Records excerpted from a collection:
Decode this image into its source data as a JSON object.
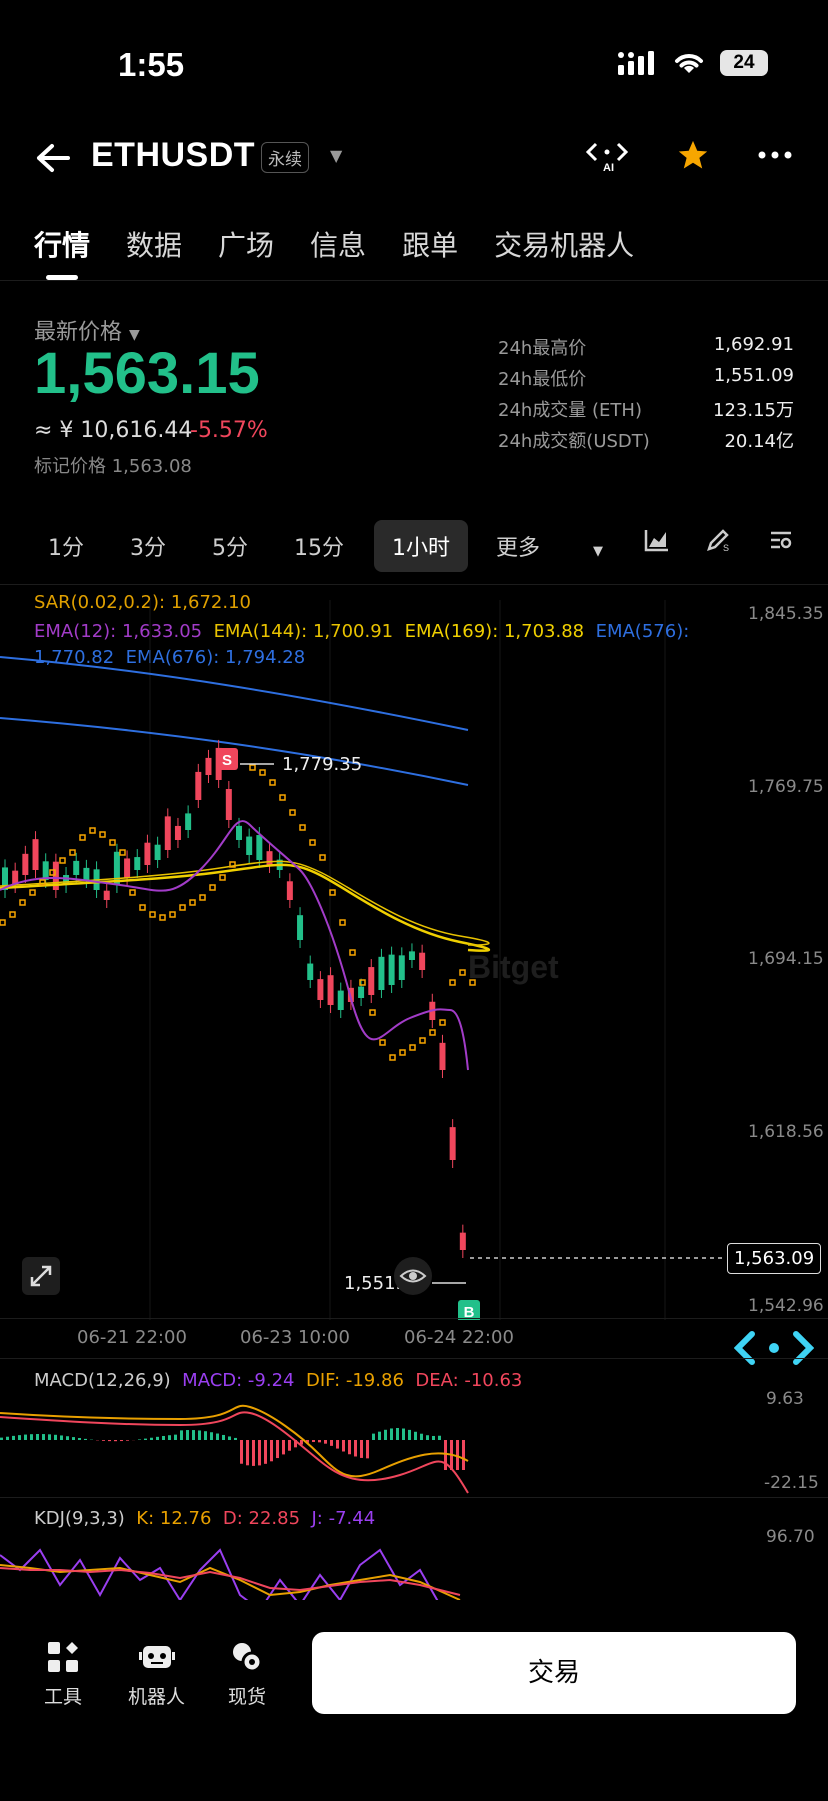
{
  "status": {
    "time": "1:55",
    "battery": "24"
  },
  "header": {
    "symbol": "ETHUSDT",
    "badge": "永续"
  },
  "tabs": [
    "行情",
    "数据",
    "广场",
    "信息",
    "跟单",
    "交易机器人"
  ],
  "price": {
    "label": "最新价格",
    "last": "1,563.15",
    "cny": "≈ ¥ 10,616.44",
    "change": "-5.57%",
    "mark": "标记价格 1,563.08",
    "change_color": "#f0465c",
    "up_color": "#22c08a"
  },
  "stats": [
    {
      "k": "24h最高价",
      "v": "1,692.91"
    },
    {
      "k": "24h最低价",
      "v": "1,551.09"
    },
    {
      "k": "24h成交量 (ETH)",
      "v": "123.15万"
    },
    {
      "k": "24h成交额(USDT)",
      "v": "20.14亿"
    }
  ],
  "intervals": [
    "1分",
    "3分",
    "5分",
    "15分",
    "1小时",
    "更多"
  ],
  "indicators": {
    "sar": "SAR(0.02,0.2): 1,672.10",
    "ema12": "EMA(12): 1,633.05",
    "ema144": "EMA(144): 1,700.91",
    "ema169": "EMA(169): 1,703.88",
    "ema576": "EMA(576):",
    "ema576_val": "1,770.82",
    "ema676": "EMA(676): 1,794.28"
  },
  "chart_data": {
    "type": "line",
    "price_axis": [
      "1,845.35",
      "1,769.75",
      "1,694.15",
      "1,618.56",
      "1,542.96"
    ],
    "x_labels": [
      "06-21 22:00",
      "06-23 10:00",
      "06-24 22:00"
    ],
    "high_marker": "1,779.35",
    "low_marker": "1,551.09",
    "current": "1,563.09",
    "sell_tag": "S",
    "buy_tag": "B",
    "ylim": [
      1542.96,
      1845.35
    ]
  },
  "macd": {
    "title": "MACD(12,26,9)",
    "macd": "MACD: -9.24",
    "dif": "DIF: -19.86",
    "dea": "DEA: -10.63",
    "axis": [
      "9.63",
      "-22.15"
    ]
  },
  "kdj": {
    "title": "KDJ(9,3,3)",
    "k": "K: 12.76",
    "d": "D: 22.85",
    "j": "J: -7.44",
    "axis": [
      "96.70"
    ]
  },
  "bottom": {
    "tools": "工具",
    "robot": "机器人",
    "spot": "现货",
    "trade": "交易"
  }
}
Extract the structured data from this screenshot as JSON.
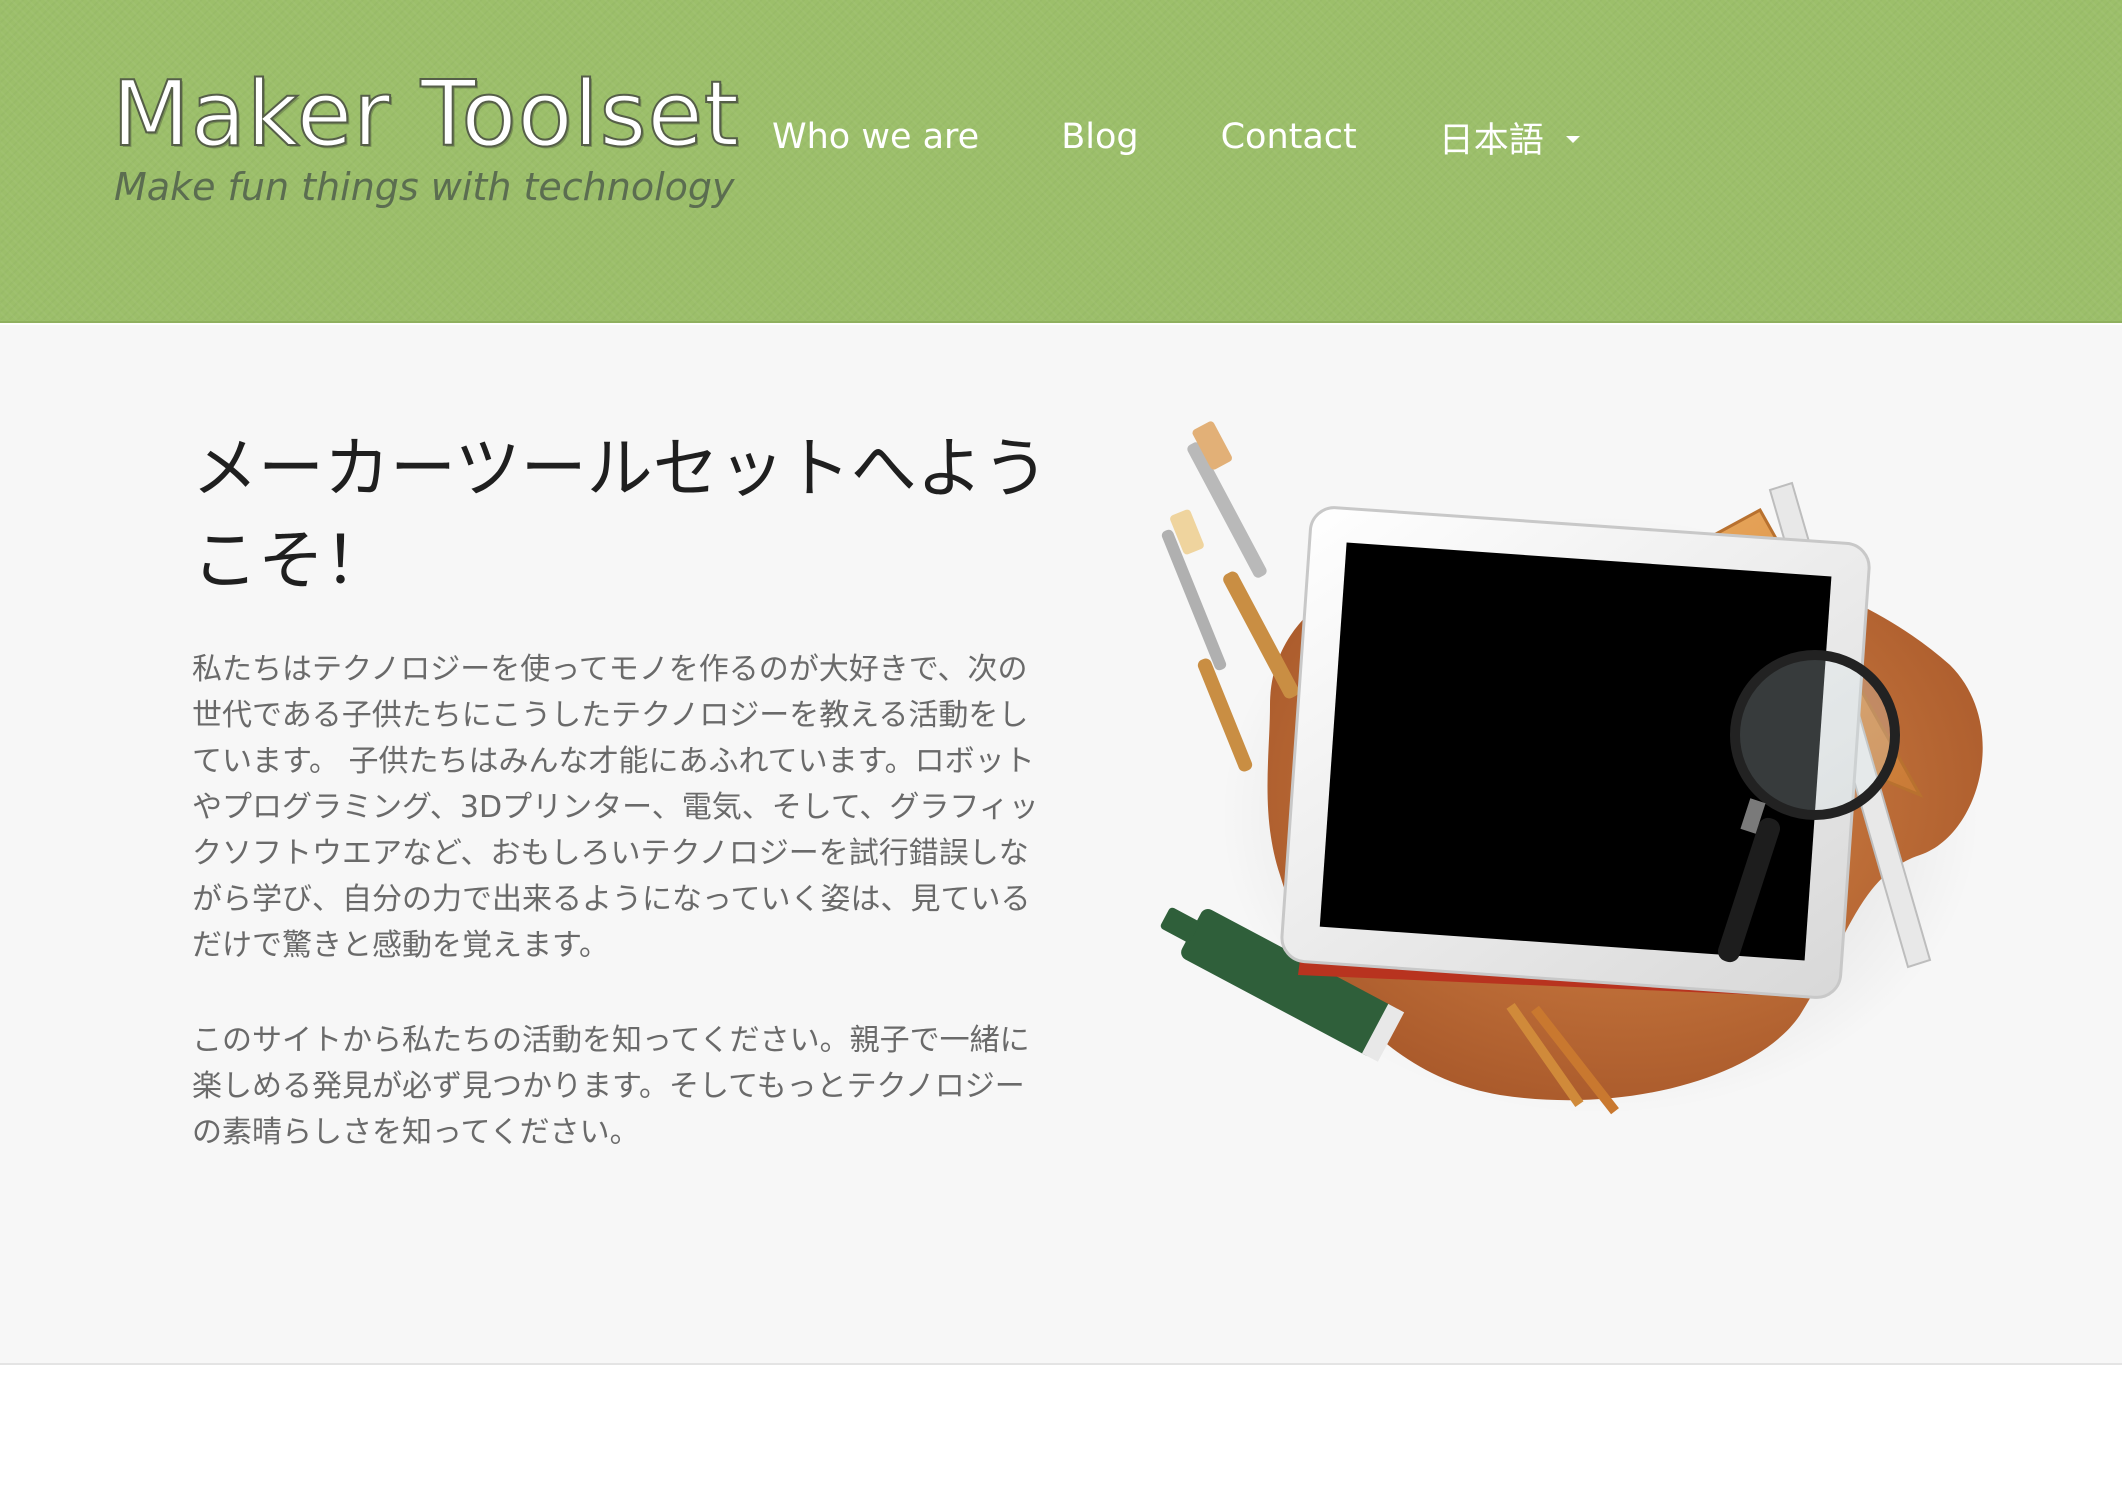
{
  "header": {
    "site_title": "Maker Toolset",
    "tagline": "Make fun things with technology",
    "background_color": "#9cbf6a"
  },
  "nav": {
    "items": [
      {
        "label": "Who we are"
      },
      {
        "label": "Blog"
      },
      {
        "label": "Contact"
      },
      {
        "label": "日本語",
        "icon": "caret-down-icon"
      }
    ]
  },
  "main": {
    "title": "メーカーツールセットへようこそ！",
    "paragraphs": [
      "私たちはテクノロジーを使ってモノを作るのが大好きで、次の世代である子供たちにこうしたテクノロジーを教える活動をしています。 子供たちはみんな才能にあふれています。ロボットやプログラミング、3Dプリンター、電気、そして、グラフィックソフトウエアなど、おもしろいテクノロジーを試行錯誤しながら学び、自分の力で出来るようになっていく姿は、見ているだけで驚きと感動を覚えます。",
      "このサイトから私たちの活動を知ってください。親子で一緒に楽しめる発見が必ず見つかります。そしてもっとテクノロジーの素晴らしさを知ってください。"
    ],
    "illustration": "tablet-with-art-tools-image"
  }
}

PROBLEM TO WORK ON - Print out every entry above without changing a word, and leave out the pictures.

RESULT OF THE EXERCISE -
Decode this image into its source data as a JSON object.
{
  "status": {
    "time": "1:55",
    "battery": "24"
  },
  "header": {
    "symbol": "ETHUSDT",
    "badge": "永续"
  },
  "tabs": [
    "行情",
    "数据",
    "广场",
    "信息",
    "跟单",
    "交易机器人"
  ],
  "price": {
    "label": "最新价格",
    "last": "1,563.15",
    "cny": "≈ ¥ 10,616.44",
    "change": "-5.57%",
    "mark": "标记价格 1,563.08",
    "change_color": "#f0465c",
    "up_color": "#22c08a"
  },
  "stats": [
    {
      "k": "24h最高价",
      "v": "1,692.91"
    },
    {
      "k": "24h最低价",
      "v": "1,551.09"
    },
    {
      "k": "24h成交量 (ETH)",
      "v": "123.15万"
    },
    {
      "k": "24h成交额(USDT)",
      "v": "20.14亿"
    }
  ],
  "intervals": [
    "1分",
    "3分",
    "5分",
    "15分",
    "1小时",
    "更多"
  ],
  "indicators": {
    "sar": "SAR(0.02,0.2): 1,672.10",
    "ema12": "EMA(12): 1,633.05",
    "ema144": "EMA(144): 1,700.91",
    "ema169": "EMA(169): 1,703.88",
    "ema576": "EMA(576):",
    "ema576_val": "1,770.82",
    "ema676": "EMA(676): 1,794.28"
  },
  "chart_data": {
    "type": "line",
    "price_axis": [
      "1,845.35",
      "1,769.75",
      "1,694.15",
      "1,618.56",
      "1,542.96"
    ],
    "x_labels": [
      "06-21 22:00",
      "06-23 10:00",
      "06-24 22:00"
    ],
    "high_marker": "1,779.35",
    "low_marker": "1,551.09",
    "current": "1,563.09",
    "sell_tag": "S",
    "buy_tag": "B",
    "ylim": [
      1542.96,
      1845.35
    ]
  },
  "macd": {
    "title": "MACD(12,26,9)",
    "macd": "MACD: -9.24",
    "dif": "DIF: -19.86",
    "dea": "DEA: -10.63",
    "axis": [
      "9.63",
      "-22.15"
    ]
  },
  "kdj": {
    "title": "KDJ(9,3,3)",
    "k": "K: 12.76",
    "d": "D: 22.85",
    "j": "J: -7.44",
    "axis": [
      "96.70"
    ]
  },
  "bottom": {
    "tools": "工具",
    "robot": "机器人",
    "spot": "现货",
    "trade": "交易"
  }
}
Extract the structured data from this screenshot as JSON.
{
  "header": {
    "site_title": "Maker Toolset",
    "tagline": "Make fun things with technology",
    "background_color": "#9cbf6a"
  },
  "nav": {
    "items": [
      {
        "label": "Who we are"
      },
      {
        "label": "Blog"
      },
      {
        "label": "Contact"
      },
      {
        "label": "日本語",
        "icon": "caret-down-icon"
      }
    ]
  },
  "main": {
    "title": "メーカーツールセットへようこそ！",
    "paragraphs": [
      "私たちはテクノロジーを使ってモノを作るのが大好きで、次の世代である子供たちにこうしたテクノロジーを教える活動をしています。 子供たちはみんな才能にあふれています。ロボットやプログラミング、3Dプリンター、電気、そして、グラフィックソフトウエアなど、おもしろいテクノロジーを試行錯誤しながら学び、自分の力で出来るようになっていく姿は、見ているだけで驚きと感動を覚えます。",
      "このサイトから私たちの活動を知ってください。親子で一緒に楽しめる発見が必ず見つかります。そしてもっとテクノロジーの素晴らしさを知ってください。"
    ],
    "illustration": "tablet-with-art-tools-image"
  }
}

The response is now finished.